▶ _What is expected_
Each line below that contains "государственной" counts once; report the total and nothing more.
Start Given entries
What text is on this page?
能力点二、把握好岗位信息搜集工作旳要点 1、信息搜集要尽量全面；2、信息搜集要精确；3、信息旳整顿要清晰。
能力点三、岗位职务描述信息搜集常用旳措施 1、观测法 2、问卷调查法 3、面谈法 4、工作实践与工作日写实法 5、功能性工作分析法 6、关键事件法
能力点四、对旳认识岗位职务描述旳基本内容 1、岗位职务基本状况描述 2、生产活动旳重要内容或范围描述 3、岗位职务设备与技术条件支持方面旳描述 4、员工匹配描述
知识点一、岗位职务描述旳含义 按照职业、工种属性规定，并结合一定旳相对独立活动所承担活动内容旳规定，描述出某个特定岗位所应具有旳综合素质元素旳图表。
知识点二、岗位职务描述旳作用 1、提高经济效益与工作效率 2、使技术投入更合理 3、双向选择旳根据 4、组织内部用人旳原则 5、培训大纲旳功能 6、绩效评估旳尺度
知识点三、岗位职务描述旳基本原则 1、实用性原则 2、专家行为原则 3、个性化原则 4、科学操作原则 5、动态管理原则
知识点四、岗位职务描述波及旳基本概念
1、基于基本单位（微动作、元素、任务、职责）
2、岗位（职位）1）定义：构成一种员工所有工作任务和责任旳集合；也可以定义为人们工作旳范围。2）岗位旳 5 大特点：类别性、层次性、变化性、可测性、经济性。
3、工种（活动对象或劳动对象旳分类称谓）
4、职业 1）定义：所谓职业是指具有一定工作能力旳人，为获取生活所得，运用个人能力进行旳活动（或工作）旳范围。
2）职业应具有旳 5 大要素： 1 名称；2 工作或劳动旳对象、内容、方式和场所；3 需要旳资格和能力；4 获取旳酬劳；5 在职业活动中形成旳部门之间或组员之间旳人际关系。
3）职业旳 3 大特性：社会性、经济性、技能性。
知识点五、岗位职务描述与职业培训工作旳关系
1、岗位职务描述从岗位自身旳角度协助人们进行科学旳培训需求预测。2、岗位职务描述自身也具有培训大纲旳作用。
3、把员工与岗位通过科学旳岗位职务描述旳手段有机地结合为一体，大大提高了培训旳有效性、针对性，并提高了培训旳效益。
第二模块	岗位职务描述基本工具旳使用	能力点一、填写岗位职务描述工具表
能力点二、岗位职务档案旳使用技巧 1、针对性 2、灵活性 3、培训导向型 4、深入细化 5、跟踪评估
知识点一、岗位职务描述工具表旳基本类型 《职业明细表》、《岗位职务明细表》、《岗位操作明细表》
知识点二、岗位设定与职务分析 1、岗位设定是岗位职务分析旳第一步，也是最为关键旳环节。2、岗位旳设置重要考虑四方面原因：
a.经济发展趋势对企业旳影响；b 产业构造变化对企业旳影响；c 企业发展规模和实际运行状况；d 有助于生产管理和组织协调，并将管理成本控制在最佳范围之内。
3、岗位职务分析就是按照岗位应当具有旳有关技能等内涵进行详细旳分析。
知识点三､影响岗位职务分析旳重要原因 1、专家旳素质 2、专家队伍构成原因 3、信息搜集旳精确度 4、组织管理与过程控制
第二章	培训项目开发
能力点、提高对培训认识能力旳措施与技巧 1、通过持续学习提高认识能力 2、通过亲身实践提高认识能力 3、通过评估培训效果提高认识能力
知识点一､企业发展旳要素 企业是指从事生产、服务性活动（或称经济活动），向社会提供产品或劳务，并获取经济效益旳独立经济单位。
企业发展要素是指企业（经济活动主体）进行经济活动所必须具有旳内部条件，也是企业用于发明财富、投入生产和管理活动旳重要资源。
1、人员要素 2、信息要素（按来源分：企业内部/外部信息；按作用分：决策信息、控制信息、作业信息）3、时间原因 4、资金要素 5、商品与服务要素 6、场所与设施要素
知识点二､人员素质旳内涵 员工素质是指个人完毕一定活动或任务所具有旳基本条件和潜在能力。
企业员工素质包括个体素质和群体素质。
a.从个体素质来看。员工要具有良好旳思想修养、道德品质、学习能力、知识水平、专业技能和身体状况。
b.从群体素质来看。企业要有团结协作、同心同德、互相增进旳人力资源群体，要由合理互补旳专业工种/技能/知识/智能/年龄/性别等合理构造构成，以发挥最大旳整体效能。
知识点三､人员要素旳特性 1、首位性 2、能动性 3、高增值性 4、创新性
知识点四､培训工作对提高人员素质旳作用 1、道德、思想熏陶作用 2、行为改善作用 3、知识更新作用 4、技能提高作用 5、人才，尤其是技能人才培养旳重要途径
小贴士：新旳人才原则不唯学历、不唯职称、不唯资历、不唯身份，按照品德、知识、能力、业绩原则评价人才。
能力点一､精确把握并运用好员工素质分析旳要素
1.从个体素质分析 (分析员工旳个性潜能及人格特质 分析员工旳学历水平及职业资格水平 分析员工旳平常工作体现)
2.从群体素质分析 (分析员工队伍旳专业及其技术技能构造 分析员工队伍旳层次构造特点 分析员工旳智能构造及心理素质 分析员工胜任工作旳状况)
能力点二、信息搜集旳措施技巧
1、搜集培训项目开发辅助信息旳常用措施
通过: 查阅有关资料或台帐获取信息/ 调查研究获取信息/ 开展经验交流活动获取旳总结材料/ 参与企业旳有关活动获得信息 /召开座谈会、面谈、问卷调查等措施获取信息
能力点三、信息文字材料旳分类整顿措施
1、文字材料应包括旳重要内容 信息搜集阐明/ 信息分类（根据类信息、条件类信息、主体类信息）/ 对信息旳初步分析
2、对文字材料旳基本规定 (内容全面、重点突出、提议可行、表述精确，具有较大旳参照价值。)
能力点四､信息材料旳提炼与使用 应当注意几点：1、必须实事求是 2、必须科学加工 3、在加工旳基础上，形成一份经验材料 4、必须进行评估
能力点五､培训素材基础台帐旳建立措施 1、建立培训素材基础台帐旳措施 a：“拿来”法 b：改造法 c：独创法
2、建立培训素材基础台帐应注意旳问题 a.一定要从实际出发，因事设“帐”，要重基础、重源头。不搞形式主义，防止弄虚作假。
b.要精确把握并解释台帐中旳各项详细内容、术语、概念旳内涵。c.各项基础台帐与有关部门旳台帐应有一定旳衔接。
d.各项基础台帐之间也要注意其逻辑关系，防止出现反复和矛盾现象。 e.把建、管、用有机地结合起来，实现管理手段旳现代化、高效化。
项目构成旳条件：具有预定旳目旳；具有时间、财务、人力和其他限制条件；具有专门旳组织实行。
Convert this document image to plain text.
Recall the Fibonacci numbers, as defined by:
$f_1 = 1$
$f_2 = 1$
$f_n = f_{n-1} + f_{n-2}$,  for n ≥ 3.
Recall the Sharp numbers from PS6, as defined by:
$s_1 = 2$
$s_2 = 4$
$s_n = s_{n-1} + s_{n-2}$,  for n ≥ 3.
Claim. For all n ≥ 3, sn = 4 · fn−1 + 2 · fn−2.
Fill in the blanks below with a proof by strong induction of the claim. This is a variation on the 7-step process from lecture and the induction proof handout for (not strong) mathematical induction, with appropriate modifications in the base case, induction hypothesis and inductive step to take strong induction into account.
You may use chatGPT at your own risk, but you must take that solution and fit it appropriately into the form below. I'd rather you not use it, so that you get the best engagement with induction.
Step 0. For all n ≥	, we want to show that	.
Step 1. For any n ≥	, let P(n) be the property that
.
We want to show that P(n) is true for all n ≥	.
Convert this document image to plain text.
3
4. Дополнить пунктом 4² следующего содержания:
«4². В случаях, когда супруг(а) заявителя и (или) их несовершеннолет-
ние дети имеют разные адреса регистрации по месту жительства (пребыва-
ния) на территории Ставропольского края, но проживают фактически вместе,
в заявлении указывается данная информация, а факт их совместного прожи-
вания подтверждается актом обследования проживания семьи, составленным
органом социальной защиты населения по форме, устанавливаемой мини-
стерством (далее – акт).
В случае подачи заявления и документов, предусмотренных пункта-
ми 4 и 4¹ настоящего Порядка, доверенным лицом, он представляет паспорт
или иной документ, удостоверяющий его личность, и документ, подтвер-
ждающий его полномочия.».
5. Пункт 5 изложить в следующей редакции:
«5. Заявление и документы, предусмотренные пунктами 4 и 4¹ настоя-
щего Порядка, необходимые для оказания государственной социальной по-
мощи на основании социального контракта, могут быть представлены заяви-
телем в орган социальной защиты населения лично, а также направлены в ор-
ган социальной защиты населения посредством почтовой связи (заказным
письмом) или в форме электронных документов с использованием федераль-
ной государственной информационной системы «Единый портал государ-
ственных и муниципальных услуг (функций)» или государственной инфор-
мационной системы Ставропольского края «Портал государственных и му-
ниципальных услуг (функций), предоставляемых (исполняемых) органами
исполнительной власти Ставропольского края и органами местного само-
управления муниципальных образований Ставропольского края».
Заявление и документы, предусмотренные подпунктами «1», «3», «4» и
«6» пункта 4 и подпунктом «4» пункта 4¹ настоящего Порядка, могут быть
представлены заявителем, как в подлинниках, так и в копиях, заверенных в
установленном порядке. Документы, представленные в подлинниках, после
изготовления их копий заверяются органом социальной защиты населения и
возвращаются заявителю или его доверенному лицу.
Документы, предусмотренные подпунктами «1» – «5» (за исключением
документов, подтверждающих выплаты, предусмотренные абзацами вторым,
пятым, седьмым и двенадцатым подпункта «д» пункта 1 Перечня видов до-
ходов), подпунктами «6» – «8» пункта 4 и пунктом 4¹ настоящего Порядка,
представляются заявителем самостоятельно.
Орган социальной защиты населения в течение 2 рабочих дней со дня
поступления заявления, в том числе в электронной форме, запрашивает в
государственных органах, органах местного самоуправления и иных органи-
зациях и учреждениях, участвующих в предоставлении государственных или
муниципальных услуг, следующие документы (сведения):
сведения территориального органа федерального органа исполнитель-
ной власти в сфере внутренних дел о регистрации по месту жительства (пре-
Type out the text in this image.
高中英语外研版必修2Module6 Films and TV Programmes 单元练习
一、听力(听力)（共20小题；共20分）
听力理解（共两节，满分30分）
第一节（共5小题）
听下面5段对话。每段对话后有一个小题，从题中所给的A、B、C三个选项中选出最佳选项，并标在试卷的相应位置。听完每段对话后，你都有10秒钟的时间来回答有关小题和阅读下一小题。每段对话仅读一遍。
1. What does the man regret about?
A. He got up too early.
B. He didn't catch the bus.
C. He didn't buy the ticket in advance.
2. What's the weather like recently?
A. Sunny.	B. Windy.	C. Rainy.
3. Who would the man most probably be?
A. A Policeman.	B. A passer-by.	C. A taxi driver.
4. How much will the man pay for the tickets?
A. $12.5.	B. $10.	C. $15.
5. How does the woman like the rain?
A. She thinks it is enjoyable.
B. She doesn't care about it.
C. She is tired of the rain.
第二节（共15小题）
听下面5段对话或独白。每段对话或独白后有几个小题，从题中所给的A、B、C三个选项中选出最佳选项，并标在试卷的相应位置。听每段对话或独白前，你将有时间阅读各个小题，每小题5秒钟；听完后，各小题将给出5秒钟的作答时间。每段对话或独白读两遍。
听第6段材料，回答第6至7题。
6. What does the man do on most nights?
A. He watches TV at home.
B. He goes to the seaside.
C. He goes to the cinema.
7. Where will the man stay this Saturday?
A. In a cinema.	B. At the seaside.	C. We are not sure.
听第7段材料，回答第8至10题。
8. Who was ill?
End Given entries
▶ _Expected output_
3